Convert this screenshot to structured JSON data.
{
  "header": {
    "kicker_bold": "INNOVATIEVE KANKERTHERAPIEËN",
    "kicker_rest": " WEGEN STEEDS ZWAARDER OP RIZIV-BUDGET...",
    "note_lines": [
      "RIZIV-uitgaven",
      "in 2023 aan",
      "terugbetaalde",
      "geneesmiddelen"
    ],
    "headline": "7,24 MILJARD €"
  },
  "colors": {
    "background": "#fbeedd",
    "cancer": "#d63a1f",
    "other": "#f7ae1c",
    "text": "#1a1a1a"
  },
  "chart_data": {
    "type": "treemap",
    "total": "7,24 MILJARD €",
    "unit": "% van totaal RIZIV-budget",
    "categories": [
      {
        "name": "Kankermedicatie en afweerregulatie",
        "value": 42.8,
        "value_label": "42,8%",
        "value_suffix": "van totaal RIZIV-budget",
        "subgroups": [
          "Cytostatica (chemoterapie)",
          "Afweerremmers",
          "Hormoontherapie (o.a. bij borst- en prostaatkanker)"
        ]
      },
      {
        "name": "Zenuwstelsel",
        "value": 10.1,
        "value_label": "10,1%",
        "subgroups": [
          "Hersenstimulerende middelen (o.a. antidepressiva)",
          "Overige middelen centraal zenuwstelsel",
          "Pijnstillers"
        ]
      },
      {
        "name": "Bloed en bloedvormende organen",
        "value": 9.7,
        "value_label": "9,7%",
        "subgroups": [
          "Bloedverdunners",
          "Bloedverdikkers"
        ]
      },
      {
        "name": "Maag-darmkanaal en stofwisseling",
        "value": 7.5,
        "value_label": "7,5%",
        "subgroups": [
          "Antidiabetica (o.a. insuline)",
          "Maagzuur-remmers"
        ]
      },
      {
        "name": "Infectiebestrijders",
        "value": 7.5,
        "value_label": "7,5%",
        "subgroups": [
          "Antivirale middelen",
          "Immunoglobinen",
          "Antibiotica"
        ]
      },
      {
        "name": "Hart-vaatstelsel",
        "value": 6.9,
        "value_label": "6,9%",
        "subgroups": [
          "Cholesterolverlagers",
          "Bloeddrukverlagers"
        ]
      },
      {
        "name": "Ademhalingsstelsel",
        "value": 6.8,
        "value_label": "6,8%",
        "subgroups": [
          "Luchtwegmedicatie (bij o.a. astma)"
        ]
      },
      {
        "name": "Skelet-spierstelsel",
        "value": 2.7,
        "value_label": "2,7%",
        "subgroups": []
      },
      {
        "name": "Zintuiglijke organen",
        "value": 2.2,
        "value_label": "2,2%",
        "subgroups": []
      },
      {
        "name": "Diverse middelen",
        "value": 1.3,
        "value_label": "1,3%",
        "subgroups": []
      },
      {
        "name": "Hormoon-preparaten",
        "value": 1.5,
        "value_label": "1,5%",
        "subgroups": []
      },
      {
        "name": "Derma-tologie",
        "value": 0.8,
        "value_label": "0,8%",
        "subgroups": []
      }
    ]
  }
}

——

Problem statement: Show every line of the data that includes the string "MILJARD".

Problem solution:
    "headline": "7,24 MILJARD €"
    "total": "7,24 MILJARD €",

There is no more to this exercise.